[BEGIN]
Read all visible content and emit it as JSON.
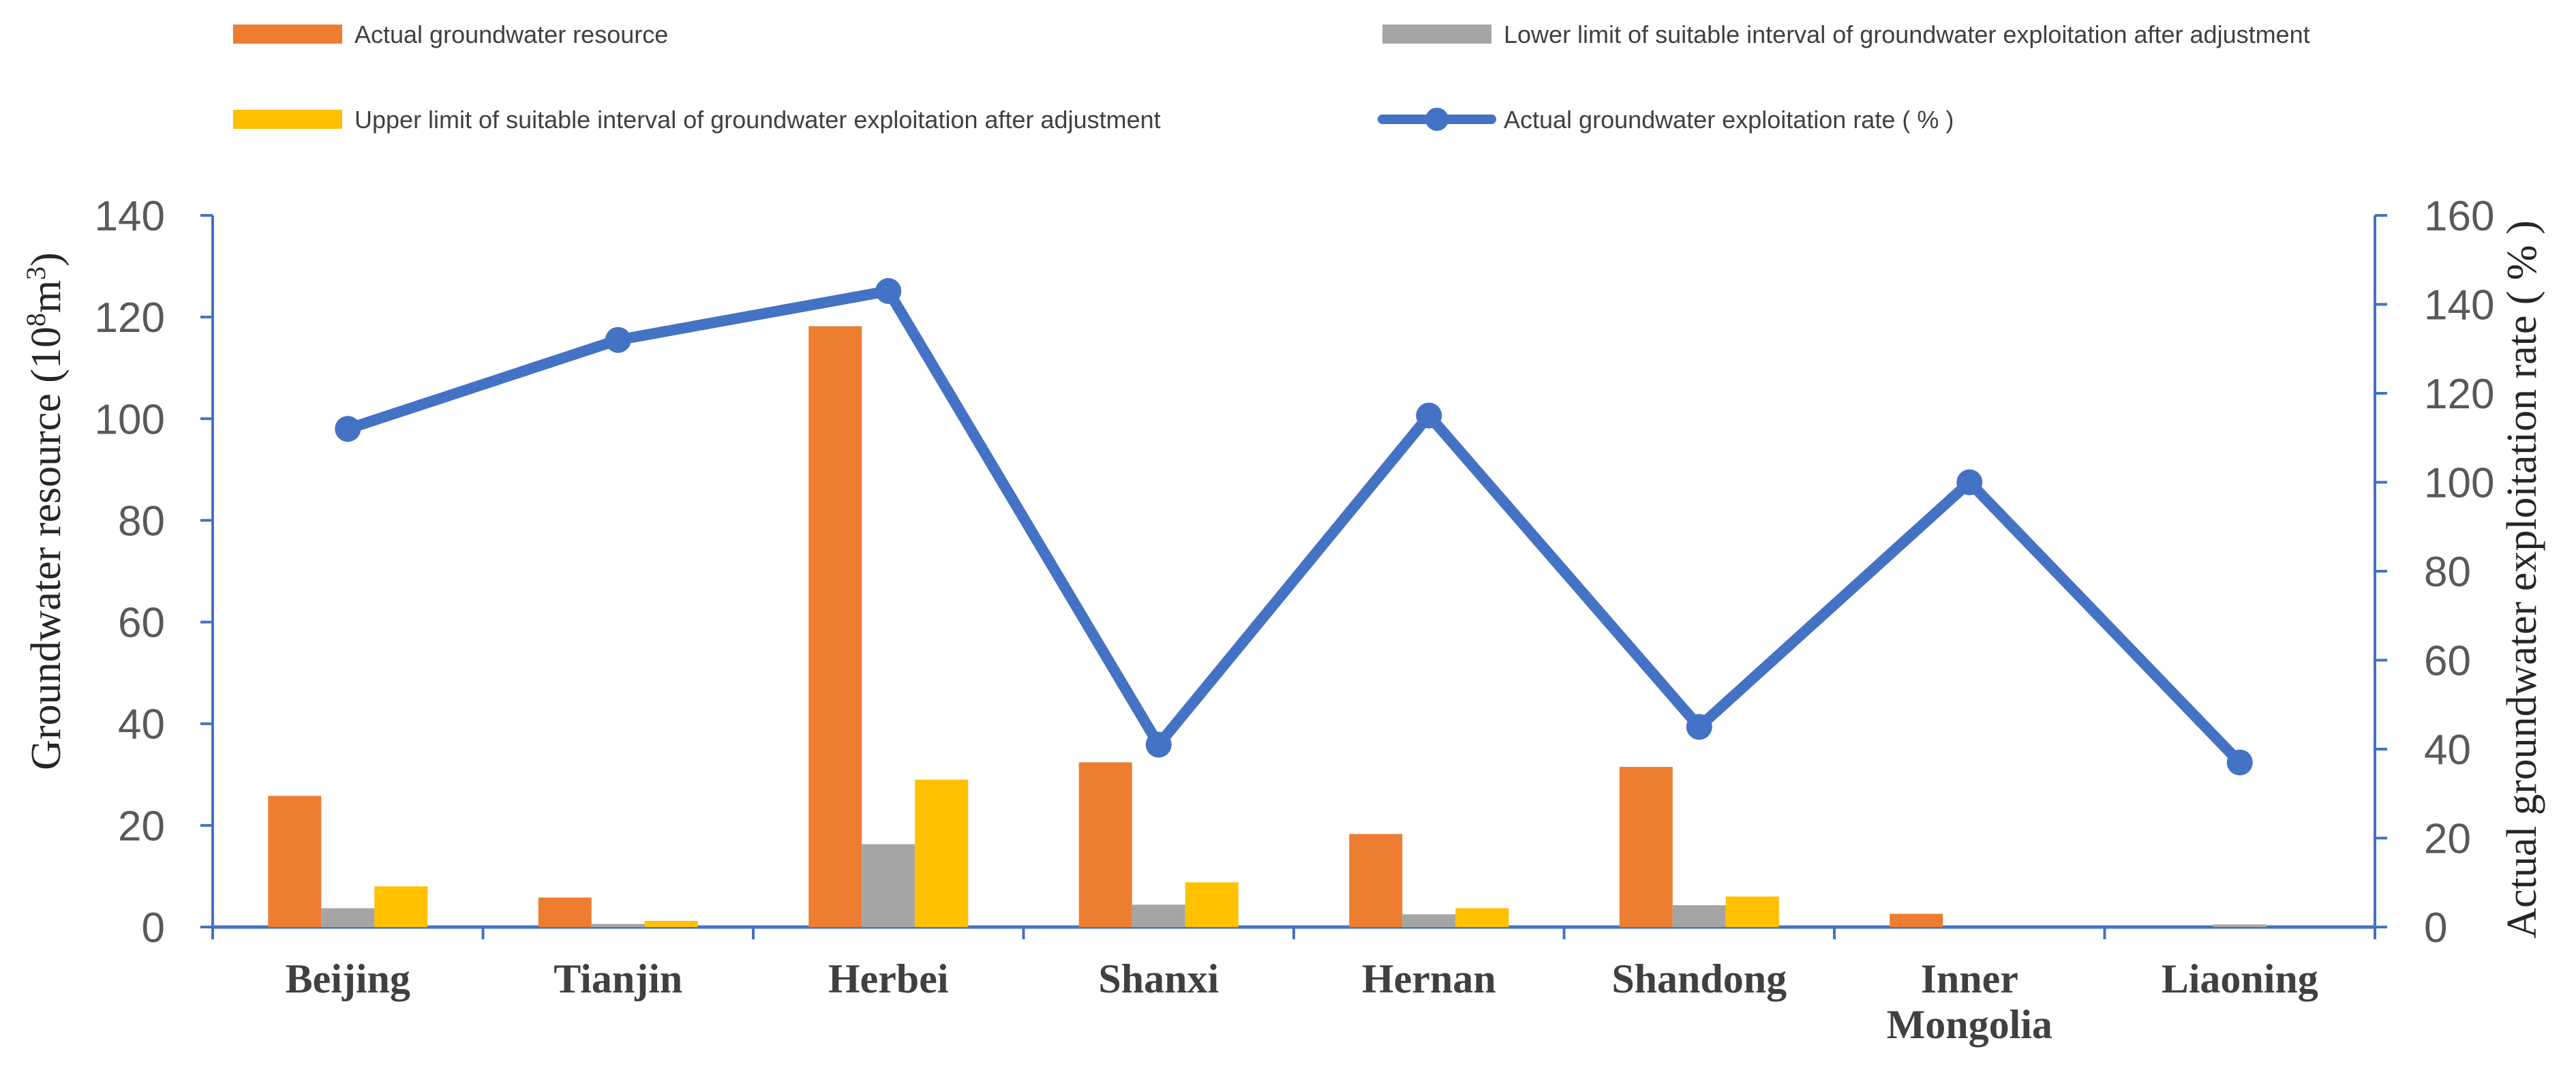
{
  "chart_data": {
    "type": "bar",
    "categories": [
      "Beijing",
      "Tianjin",
      "Herbei",
      "Shanxi",
      "Hernan",
      "Shandong",
      "Inner Mongolia",
      "Liaoning"
    ],
    "category_lines": [
      [
        "Beijing"
      ],
      [
        "Tianjin"
      ],
      [
        "Herbei"
      ],
      [
        "Shanxi"
      ],
      [
        "Hernan"
      ],
      [
        "Shandong"
      ],
      [
        "Inner",
        "Mongolia"
      ],
      [
        "Liaoning"
      ]
    ],
    "series": [
      {
        "name": "Actual groundwater resource",
        "type": "bar",
        "axis": "left",
        "color": "#ED7D31",
        "values": [
          25.8,
          5.8,
          118.2,
          32.4,
          18.3,
          31.5,
          2.6,
          0
        ]
      },
      {
        "name": "Lower limit of suitable interval of groundwater exploitation after adjustment",
        "type": "bar",
        "axis": "left",
        "color": "#A5A5A5",
        "values": [
          3.7,
          0.6,
          16.3,
          4.4,
          2.5,
          4.3,
          0,
          0.5
        ]
      },
      {
        "name": "Upper limit of suitable interval of groundwater exploitation after adjustment",
        "type": "bar",
        "axis": "left",
        "color": "#FFC000",
        "values": [
          8.0,
          1.2,
          29.0,
          8.8,
          3.7,
          6.0,
          0,
          0
        ]
      },
      {
        "name": "Actual groundwater exploitation rate ( % )",
        "type": "line",
        "axis": "right",
        "color": "#4472C4",
        "values": [
          112,
          132,
          143,
          41,
          115,
          45,
          100,
          37
        ]
      }
    ],
    "y_left": {
      "label_prefix": "Groundwater resource (10",
      "label_sup1": "8",
      "label_mid": "m",
      "label_sup2": "3",
      "label_suffix": ")",
      "lim": [
        0,
        140
      ],
      "ticks": [
        "0",
        "20",
        "40",
        "60",
        "80",
        "100",
        "120",
        "140"
      ]
    },
    "y_right": {
      "label": "Actual groundwater exploitation rate ( % )",
      "lim": [
        0,
        160
      ],
      "ticks": [
        "0",
        "20",
        "40",
        "60",
        "80",
        "100",
        "120",
        "140",
        "160"
      ]
    },
    "legend_placement": "top",
    "grid": false,
    "axis_color": "#4472C4"
  }
}
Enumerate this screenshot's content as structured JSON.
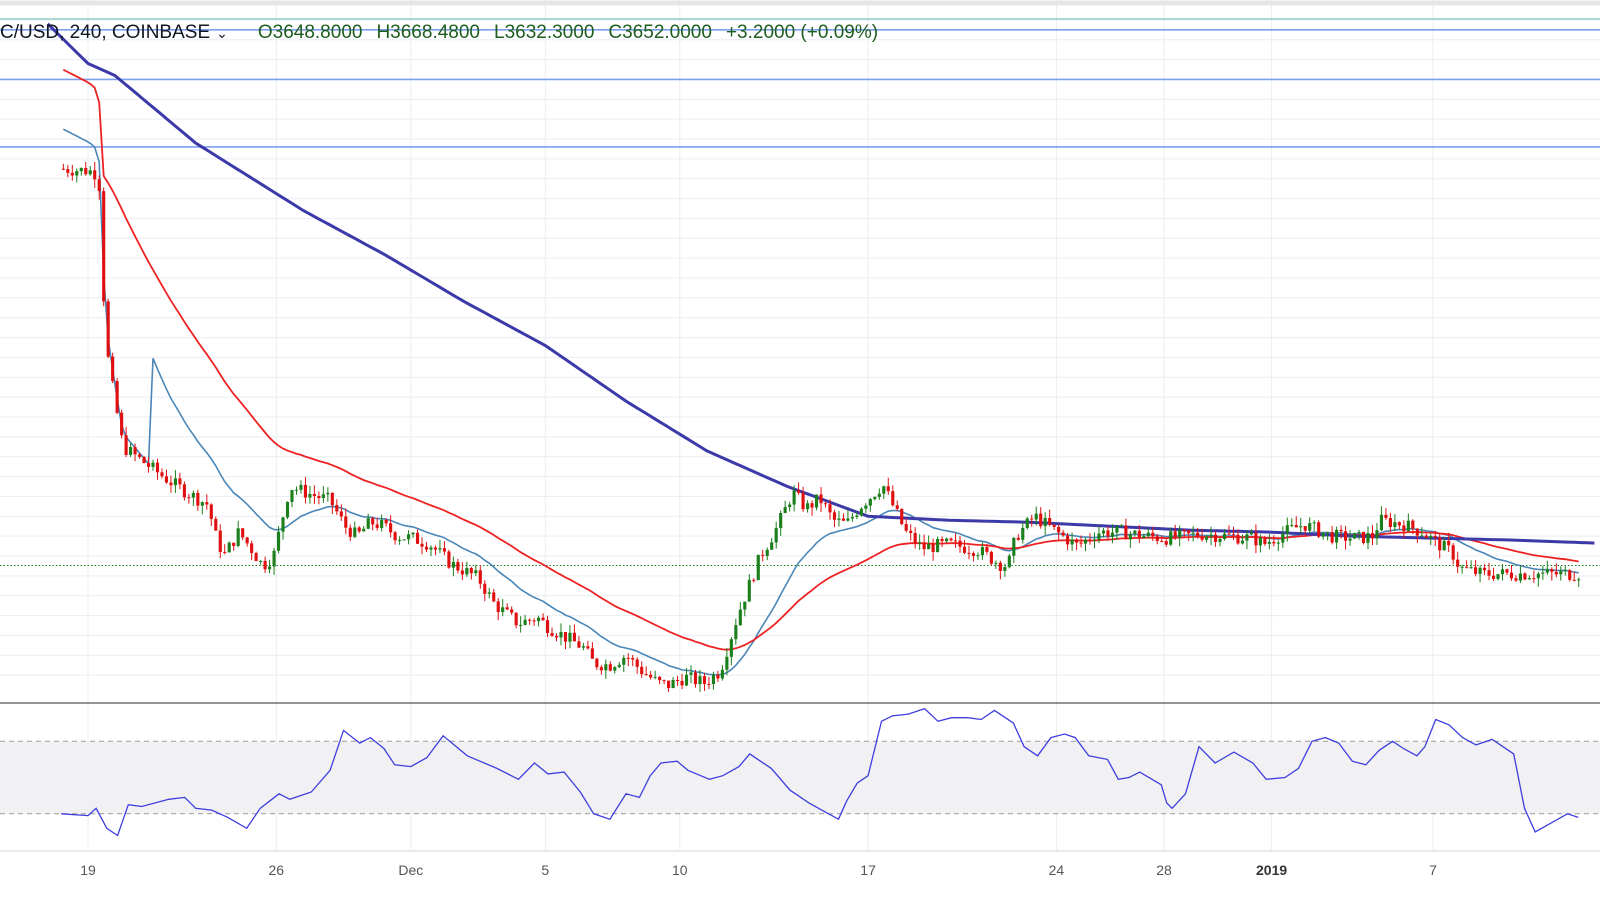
{
  "header": {
    "symbol": "C/USD, 240, COINBASE",
    "open": "O3648.8000",
    "high": "H3668.4800",
    "low": "L3632.3000",
    "close": "C3652.0000",
    "change": "+3.2000 (+0.09%)",
    "dropdown_icon": "chevron-down-icon"
  },
  "colors": {
    "bull": "#1b7f1b",
    "bear": "#e01010",
    "ema_fast": "#4a86b8",
    "ema_slow": "#ee2222",
    "sma_long": "#3c39a8",
    "hline": "#7aa0ef",
    "rsi": "#3e3ee0",
    "grid": "#e9edf2"
  },
  "chart_data": {
    "type": "candlestick",
    "price_ylim": [
      3000,
      6500
    ],
    "rsi_ylim": [
      10,
      90
    ],
    "rsi_bands": [
      70,
      30
    ],
    "current_price_line": 3652,
    "horizontal_levels": [
      6350,
      6100,
      5760
    ],
    "x_ticks": [
      "19",
      "26",
      "Dec",
      "5",
      "10",
      "17",
      "24",
      "28",
      "2019",
      "7"
    ],
    "x_tick_days": [
      19,
      26,
      31,
      36,
      41,
      48,
      55,
      59,
      63,
      69
    ],
    "start_day": 18,
    "candles_per_day": 6,
    "price_path": [
      [
        18,
        5650
      ],
      [
        19.05,
        5640
      ],
      [
        19.4,
        5620
      ],
      [
        19.65,
        4780
      ],
      [
        19.9,
        4560
      ],
      [
        20.3,
        4250
      ],
      [
        21,
        4180
      ],
      [
        22,
        4080
      ],
      [
        22.8,
        4010
      ],
      [
        23.45,
        3960
      ],
      [
        23.75,
        3800
      ],
      [
        24.05,
        3700
      ],
      [
        24.6,
        3820
      ],
      [
        25.0,
        3750
      ],
      [
        25.5,
        3650
      ],
      [
        25.9,
        3700
      ],
      [
        26.5,
        4050
      ],
      [
        27.3,
        4010
      ],
      [
        28.0,
        3980
      ],
      [
        28.55,
        3850
      ],
      [
        29.0,
        3800
      ],
      [
        29.5,
        3870
      ],
      [
        30.0,
        3850
      ],
      [
        30.5,
        3800
      ],
      [
        31.05,
        3790
      ],
      [
        31.7,
        3760
      ],
      [
        32.5,
        3660
      ],
      [
        33.5,
        3590
      ],
      [
        34.1,
        3460
      ],
      [
        34.45,
        3420
      ],
      [
        35.0,
        3360
      ],
      [
        35.7,
        3390
      ],
      [
        36.15,
        3340
      ],
      [
        36.9,
        3280
      ],
      [
        37.4,
        3240
      ],
      [
        37.8,
        3160
      ],
      [
        38.4,
        3150
      ],
      [
        39.0,
        3200
      ],
      [
        39.6,
        3120
      ],
      [
        40.2,
        3060
      ],
      [
        40.6,
        3050
      ],
      [
        41.2,
        3090
      ],
      [
        41.9,
        3060
      ],
      [
        42.5,
        3120
      ],
      [
        43.2,
        3420
      ],
      [
        44.0,
        3700
      ],
      [
        44.6,
        3840
      ],
      [
        45.2,
        4020
      ],
      [
        45.7,
        3940
      ],
      [
        46.2,
        3990
      ],
      [
        46.7,
        3880
      ],
      [
        47.2,
        3860
      ],
      [
        47.7,
        3950
      ],
      [
        48.1,
        4000
      ],
      [
        48.55,
        4060
      ],
      [
        48.9,
        3960
      ],
      [
        49.4,
        3820
      ],
      [
        50.0,
        3740
      ],
      [
        51.0,
        3760
      ],
      [
        52.1,
        3730
      ],
      [
        52.9,
        3660
      ],
      [
        53.2,
        3650
      ],
      [
        53.5,
        3800
      ],
      [
        54.2,
        3900
      ],
      [
        55.0,
        3820
      ],
      [
        55.8,
        3750
      ],
      [
        56.5,
        3820
      ],
      [
        57.5,
        3820
      ],
      [
        58.3,
        3800
      ],
      [
        59.1,
        3790
      ],
      [
        60.4,
        3810
      ],
      [
        61.4,
        3800
      ],
      [
        62.3,
        3790
      ],
      [
        62.7,
        3760
      ],
      [
        63.5,
        3820
      ],
      [
        64.2,
        3860
      ],
      [
        65.2,
        3800
      ],
      [
        66.2,
        3790
      ],
      [
        66.8,
        3800
      ],
      [
        67.0,
        3880
      ],
      [
        67.9,
        3860
      ],
      [
        68.6,
        3820
      ],
      [
        69.2,
        3760
      ],
      [
        69.7,
        3720
      ],
      [
        70.0,
        3640
      ],
      [
        70.8,
        3610
      ],
      [
        71.5,
        3610
      ]
    ],
    "rsi_path": [
      [
        18,
        30
      ],
      [
        19.0,
        29
      ],
      [
        19.3,
        33
      ],
      [
        19.7,
        22
      ],
      [
        20.1,
        18
      ],
      [
        20.5,
        35
      ],
      [
        21.0,
        34
      ],
      [
        22.0,
        38
      ],
      [
        22.6,
        39
      ],
      [
        23.0,
        33
      ],
      [
        23.6,
        32
      ],
      [
        24.2,
        28
      ],
      [
        24.9,
        22
      ],
      [
        25.4,
        33
      ],
      [
        26.1,
        41
      ],
      [
        26.5,
        38
      ],
      [
        27.3,
        42
      ],
      [
        28.0,
        54
      ],
      [
        28.5,
        76
      ],
      [
        29.1,
        69
      ],
      [
        29.5,
        72
      ],
      [
        30.0,
        66
      ],
      [
        30.4,
        57
      ],
      [
        31.0,
        56
      ],
      [
        31.6,
        61
      ],
      [
        32.2,
        73
      ],
      [
        33.1,
        62
      ],
      [
        34.2,
        55
      ],
      [
        35.0,
        49
      ],
      [
        35.6,
        58
      ],
      [
        36.1,
        52
      ],
      [
        36.7,
        53
      ],
      [
        37.3,
        42
      ],
      [
        37.8,
        30
      ],
      [
        38.4,
        27
      ],
      [
        39.0,
        41
      ],
      [
        39.5,
        39
      ],
      [
        39.9,
        51
      ],
      [
        40.3,
        58
      ],
      [
        40.9,
        59
      ],
      [
        41.3,
        54
      ],
      [
        42.1,
        49
      ],
      [
        42.6,
        51
      ],
      [
        43.2,
        56
      ],
      [
        43.6,
        63
      ],
      [
        44.0,
        59
      ],
      [
        44.4,
        55
      ],
      [
        45.1,
        43
      ],
      [
        45.8,
        36
      ],
      [
        46.4,
        31
      ],
      [
        46.9,
        27
      ],
      [
        47.2,
        37
      ],
      [
        47.6,
        47
      ],
      [
        48.0,
        51
      ],
      [
        48.5,
        81
      ],
      [
        48.9,
        84
      ],
      [
        49.5,
        85
      ],
      [
        50.1,
        88
      ],
      [
        50.6,
        81
      ],
      [
        51.1,
        83
      ],
      [
        51.7,
        83
      ],
      [
        52.2,
        82
      ],
      [
        52.7,
        87
      ],
      [
        53.4,
        80
      ],
      [
        53.8,
        67
      ],
      [
        54.3,
        62
      ],
      [
        54.8,
        72
      ],
      [
        55.3,
        74
      ],
      [
        55.7,
        72
      ],
      [
        56.2,
        62
      ],
      [
        56.9,
        60
      ],
      [
        57.3,
        49
      ],
      [
        57.7,
        50
      ],
      [
        58.1,
        53
      ],
      [
        58.9,
        46
      ],
      [
        59.1,
        36
      ],
      [
        59.3,
        33
      ],
      [
        59.8,
        41
      ],
      [
        60.3,
        67
      ],
      [
        60.9,
        58
      ],
      [
        61.6,
        64
      ],
      [
        62.3,
        58
      ],
      [
        62.8,
        49
      ],
      [
        63.5,
        50
      ],
      [
        64.0,
        55
      ],
      [
        64.5,
        70
      ],
      [
        65.0,
        72
      ],
      [
        65.5,
        69
      ],
      [
        66.0,
        59
      ],
      [
        66.5,
        57
      ],
      [
        67.0,
        65
      ],
      [
        67.5,
        70
      ],
      [
        67.9,
        66
      ],
      [
        68.4,
        62
      ],
      [
        68.7,
        67
      ],
      [
        69.1,
        82
      ],
      [
        69.6,
        79
      ],
      [
        70.1,
        72
      ],
      [
        70.6,
        68
      ],
      [
        71.2,
        71
      ],
      [
        71.6,
        67
      ],
      [
        72.0,
        63
      ],
      [
        72.4,
        33
      ],
      [
        72.8,
        20
      ],
      [
        73.4,
        25
      ],
      [
        74.0,
        30
      ],
      [
        74.4,
        28
      ]
    ]
  }
}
[END]
What to work on
Pull every line containing the word "interval" out of the material and copy it.

Task solution
        "name": "Lower limit of suitable interval of groundwater exploitation after adjustment",
        "name": "Upper limit of suitable interval of groundwater exploitation after adjustment",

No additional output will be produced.